start Material supplied

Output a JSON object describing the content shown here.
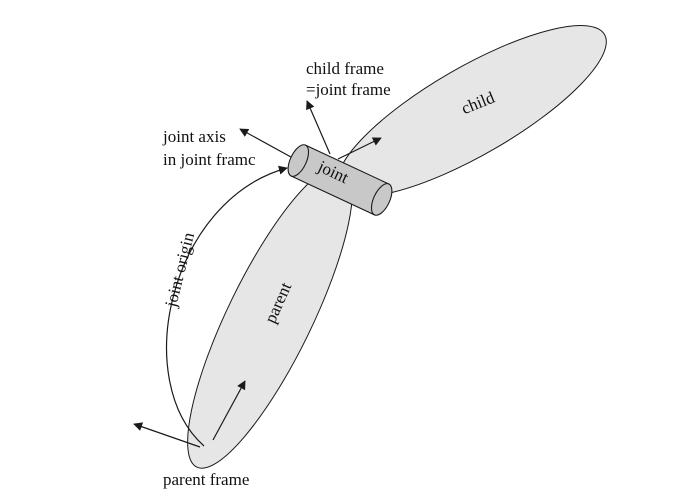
{
  "labels": {
    "child_frame_line1": "child frame",
    "child_frame_line2": "=joint frame",
    "child": "child",
    "joint_axis_line1": "joint axis",
    "joint_axis_line2": "in joint framc",
    "joint": "joint",
    "joint_origin": "joint origin",
    "parent": "parent",
    "parent_frame": "parent frame"
  },
  "colors": {
    "link_fill": "#e6e6e6",
    "joint_fill": "#c8c8c8",
    "stroke": "#1a1a1a"
  }
}
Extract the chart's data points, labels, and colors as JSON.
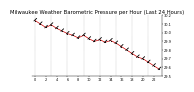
{
  "title": "Milwaukee Weather Barometric Pressure per Hour (Last 24 Hours)",
  "background_color": "#ffffff",
  "line_color": "#cc0000",
  "marker_color": "#000000",
  "grid_color": "#888888",
  "hours": [
    0,
    1,
    2,
    3,
    4,
    5,
    6,
    7,
    8,
    9,
    10,
    11,
    12,
    13,
    14,
    15,
    16,
    17,
    18,
    19,
    20,
    21,
    22,
    23
  ],
  "pressure": [
    30.14,
    30.1,
    30.06,
    30.09,
    30.05,
    30.02,
    29.99,
    29.97,
    29.94,
    29.97,
    29.93,
    29.9,
    29.92,
    29.89,
    29.91,
    29.88,
    29.84,
    29.8,
    29.76,
    29.72,
    29.7,
    29.66,
    29.62,
    29.58
  ],
  "ylim_min": 29.5,
  "ylim_max": 30.2,
  "title_fontsize": 3.8,
  "tick_fontsize": 2.5,
  "ytick_values": [
    29.5,
    29.6,
    29.7,
    29.8,
    29.9,
    30.0,
    30.1,
    30.2
  ],
  "xtick_values": [
    0,
    2,
    4,
    6,
    8,
    10,
    12,
    14,
    16,
    18,
    20,
    22
  ]
}
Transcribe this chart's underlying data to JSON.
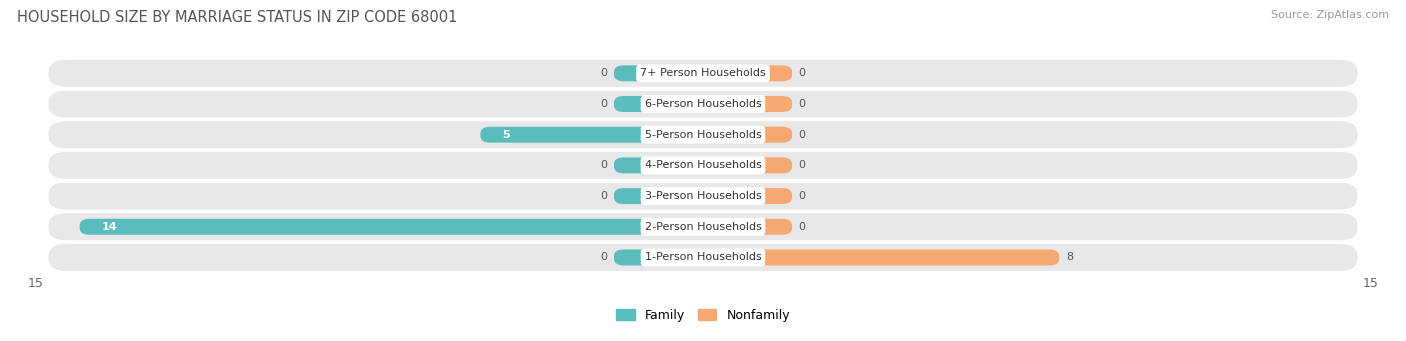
{
  "title": "HOUSEHOLD SIZE BY MARRIAGE STATUS IN ZIP CODE 68001",
  "source": "Source: ZipAtlas.com",
  "categories": [
    "7+ Person Households",
    "6-Person Households",
    "5-Person Households",
    "4-Person Households",
    "3-Person Households",
    "2-Person Households",
    "1-Person Households"
  ],
  "family_values": [
    0,
    0,
    5,
    0,
    0,
    14,
    0
  ],
  "nonfamily_values": [
    0,
    0,
    0,
    0,
    0,
    0,
    8
  ],
  "family_color": "#5bbcbd",
  "nonfamily_color": "#f5a870",
  "xlim": [
    -15,
    15
  ],
  "x_ticks": [
    -15,
    15
  ],
  "bar_height": 0.52,
  "row_bg_color": "#e8e8e8",
  "title_fontsize": 10.5,
  "source_fontsize": 8,
  "tick_fontsize": 9,
  "legend_fontsize": 9,
  "value_fontsize": 8,
  "category_fontsize": 8,
  "stub_size": 2.0
}
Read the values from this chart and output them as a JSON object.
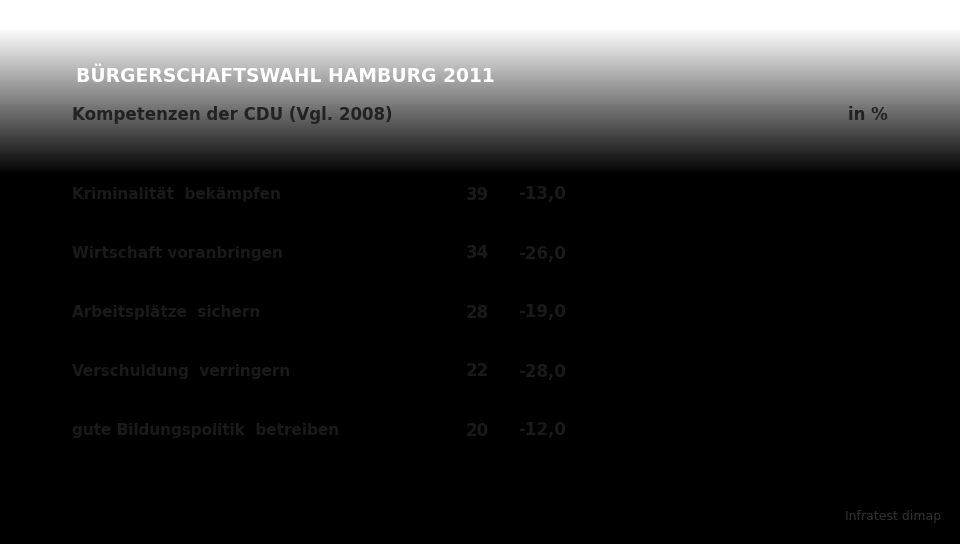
{
  "title": "BÜRGERSCHAFTSWAHL HAMBURG 2011",
  "subtitle": "Kompetenzen der CDU (Vgl. 2008)",
  "unit_label": "in %",
  "source": "Infratest dimap",
  "categories": [
    "Kriminalität  bekämpfen",
    "Wirtschaft voranbringen",
    "Arbeitsplätze  sichern",
    "Verschuldung  verringern",
    "gute Bildungspolitik  betreiben"
  ],
  "values": [
    39,
    34,
    28,
    22,
    20
  ],
  "changes": [
    "-13,0",
    "-26,0",
    "-19,0",
    "-28,0",
    "-12,0"
  ],
  "bar_color": "#111111",
  "title_bg_color": "#1b3c6e",
  "title_text_color": "#ffffff",
  "subtitle_bg_color": "#f5f5f5",
  "subtitle_text_color": "#222222",
  "label_bg_color": "#f0f0f0",
  "bg_color_top": "#e8e8e6",
  "bg_color_bottom": "#b8bab8",
  "text_color": "#1a1a1a"
}
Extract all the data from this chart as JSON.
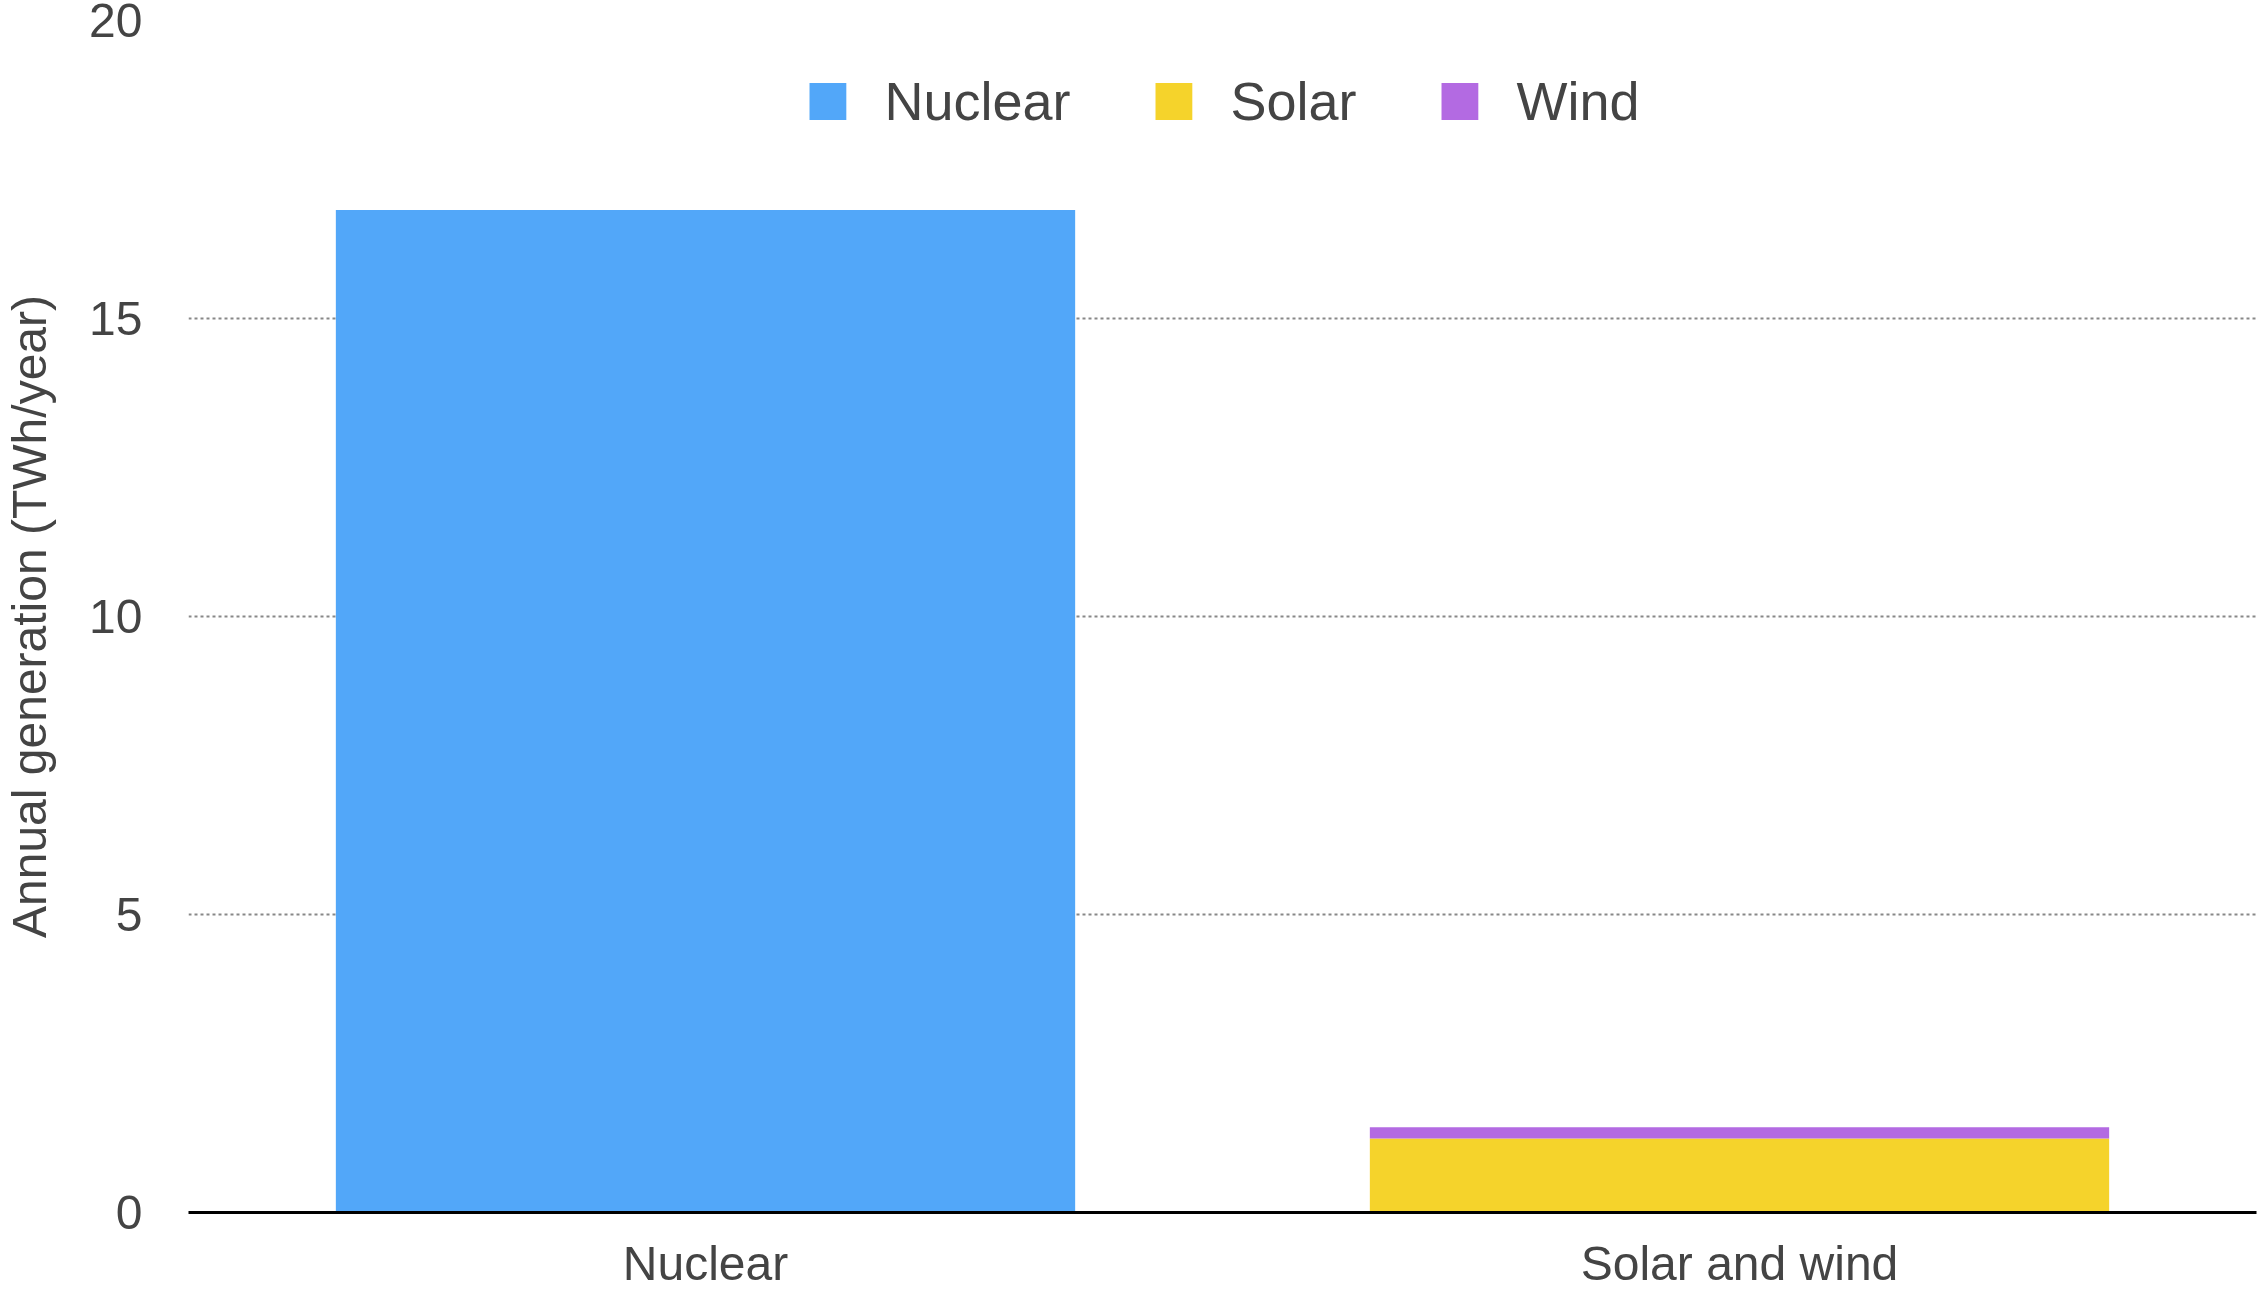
{
  "chart_data": {
    "type": "bar",
    "stacked": true,
    "categories": [
      "Nuclear",
      "Solar and wind"
    ],
    "ylabel": "Annual generation (TWh/year)",
    "ylim": [
      0,
      20
    ],
    "yticks": [
      0,
      5,
      10,
      15,
      20
    ],
    "grid": "y",
    "legend": "top",
    "series": [
      {
        "name": "Nuclear",
        "color": "#52a7f9",
        "values": [
          16.82,
          null
        ]
      },
      {
        "name": "Solar",
        "color": "#f5d32b",
        "values": [
          null,
          1.24
        ]
      },
      {
        "name": "Wind",
        "color": "#b36ae2",
        "values": [
          null,
          0.19
        ]
      }
    ]
  }
}
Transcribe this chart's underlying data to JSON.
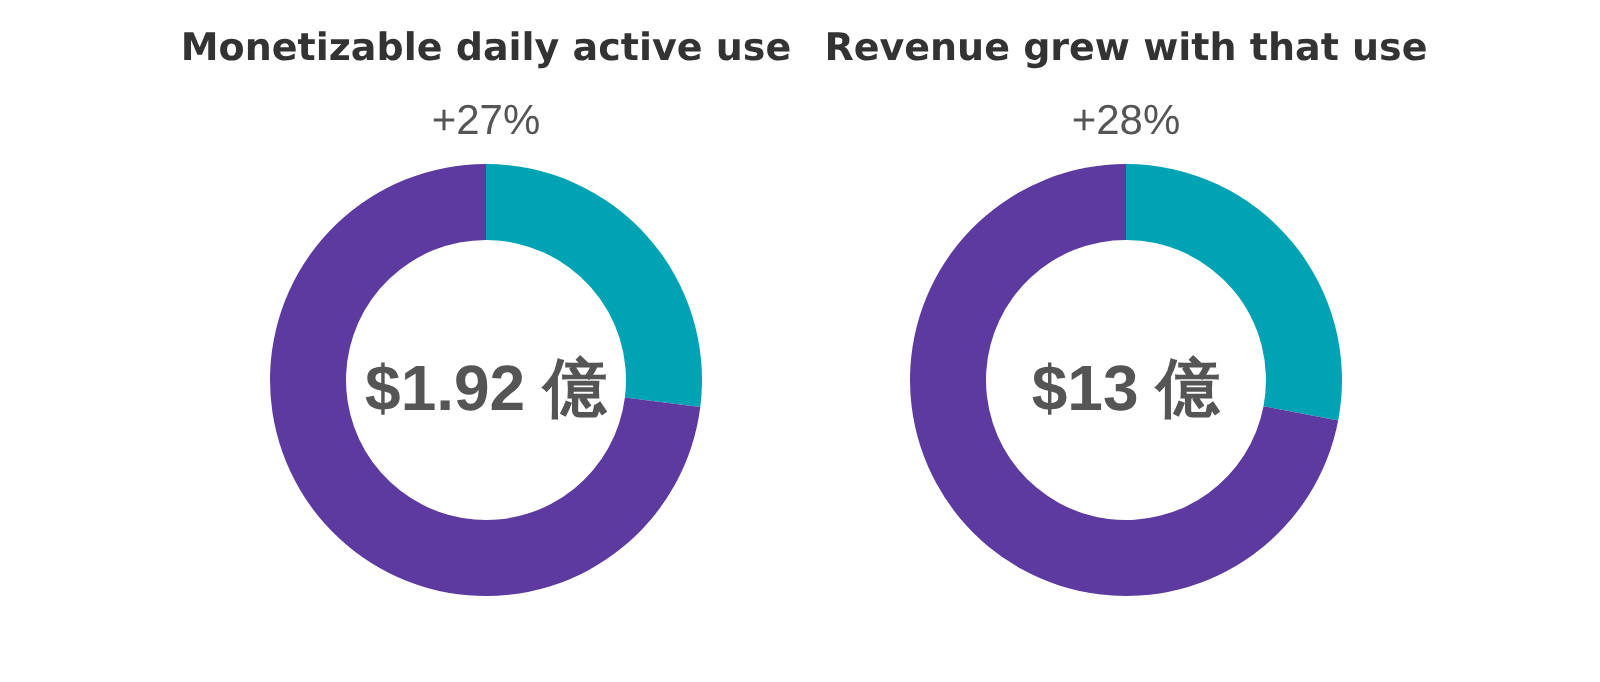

end Material supplied

#### Instruction
All of the data needs repeating exactly, but the pictures do not.

#### Full response
Output a JSON object describing the content shown here.
{
  "labels": {
    "child_frame_line1": "child frame",
    "child_frame_line2": "=joint frame",
    "child": "child",
    "joint_axis_line1": "joint axis",
    "joint_axis_line2": "in joint framc",
    "joint": "joint",
    "joint_origin": "joint origin",
    "parent": "parent",
    "parent_frame": "parent frame"
  },
  "colors": {
    "link_fill": "#e6e6e6",
    "joint_fill": "#c8c8c8",
    "stroke": "#1a1a1a"
  }
}
Extract the chart's data points, labels, and colors as JSON.
{
  "title": "Milwaukee Weather Barometric Pressure per Hour (Last 24 Hours)",
  "background_color": "#ffffff",
  "line_color": "#cc0000",
  "marker_color": "#000000",
  "grid_color": "#888888",
  "hours": [
    0,
    1,
    2,
    3,
    4,
    5,
    6,
    7,
    8,
    9,
    10,
    11,
    12,
    13,
    14,
    15,
    16,
    17,
    18,
    19,
    20,
    21,
    22,
    23
  ],
  "pressure": [
    30.14,
    30.1,
    30.06,
    30.09,
    30.05,
    30.02,
    29.99,
    29.97,
    29.94,
    29.97,
    29.93,
    29.9,
    29.92,
    29.89,
    29.91,
    29.88,
    29.84,
    29.8,
    29.76,
    29.72,
    29.7,
    29.66,
    29.62,
    29.58
  ],
  "ylim_min": 29.5,
  "ylim_max": 30.2,
  "title_fontsize": 3.8,
  "tick_fontsize": 2.5,
  "ytick_values": [
    29.5,
    29.6,
    29.7,
    29.8,
    29.9,
    30.0,
    30.1,
    30.2
  ],
  "xtick_values": [
    0,
    2,
    4,
    6,
    8,
    10,
    12,
    14,
    16,
    18,
    20,
    22
  ]
}
Transcribe this chart's underlying data to JSON.
{
  "title": "HOUSEHOLD SIZE BY MARRIAGE STATUS IN ZIP CODE 68001",
  "source": "Source: ZipAtlas.com",
  "categories": [
    "7+ Person Households",
    "6-Person Households",
    "5-Person Households",
    "4-Person Households",
    "3-Person Households",
    "2-Person Households",
    "1-Person Households"
  ],
  "family_values": [
    0,
    0,
    5,
    0,
    0,
    14,
    0
  ],
  "nonfamily_values": [
    0,
    0,
    0,
    0,
    0,
    0,
    8
  ],
  "family_color": "#5bbcbd",
  "nonfamily_color": "#f5a870",
  "xlim": [
    -15,
    15
  ],
  "x_ticks": [
    -15,
    15
  ],
  "bar_height": 0.52,
  "row_bg_color": "#e8e8e8",
  "title_fontsize": 10.5,
  "source_fontsize": 8,
  "tick_fontsize": 9,
  "legend_fontsize": 9,
  "value_fontsize": 8,
  "category_fontsize": 8,
  "stub_size": 2.0
}
Read the values from this chart and output them as a JSON object.
{
  "title": "BÜRGERSCHAFTSWAHL HAMBURG 2011",
  "subtitle": "Kompetenzen der CDU (Vgl. 2008)",
  "unit_label": "in %",
  "source": "Infratest dimap",
  "categories": [
    "Kriminalität  bekämpfen",
    "Wirtschaft voranbringen",
    "Arbeitsplätze  sichern",
    "Verschuldung  verringern",
    "gute Bildungspolitik  betreiben"
  ],
  "values": [
    39,
    34,
    28,
    22,
    20
  ],
  "changes": [
    "-13,0",
    "-26,0",
    "-19,0",
    "-28,0",
    "-12,0"
  ],
  "bar_color": "#111111",
  "title_bg_color": "#1b3c6e",
  "title_text_color": "#ffffff",
  "subtitle_bg_color": "#f5f5f5",
  "subtitle_text_color": "#222222",
  "label_bg_color": "#f0f0f0",
  "bg_color_top": "#e8e8e6",
  "bg_color_bottom": "#b8bab8",
  "text_color": "#1a1a1a"
}
Extract all the data from this chart as JSON.
{
  "chart_data": {
    "type": "bar",
    "stacked": true,
    "categories": [
      "Nuclear",
      "Solar and wind"
    ],
    "ylabel": "Annual generation (TWh/year)",
    "ylim": [
      0,
      20
    ],
    "yticks": [
      0,
      5,
      10,
      15,
      20
    ],
    "grid": "y",
    "legend": "top",
    "series": [
      {
        "name": "Nuclear",
        "color": "#52a7f9",
        "values": [
          16.82,
          null
        ]
      },
      {
        "name": "Solar",
        "color": "#f5d32b",
        "values": [
          null,
          1.24
        ]
      },
      {
        "name": "Wind",
        "color": "#b36ae2",
        "values": [
          null,
          0.19
        ]
      }
    ]
  }
}
Transcribe this chart's underlying data to JSON.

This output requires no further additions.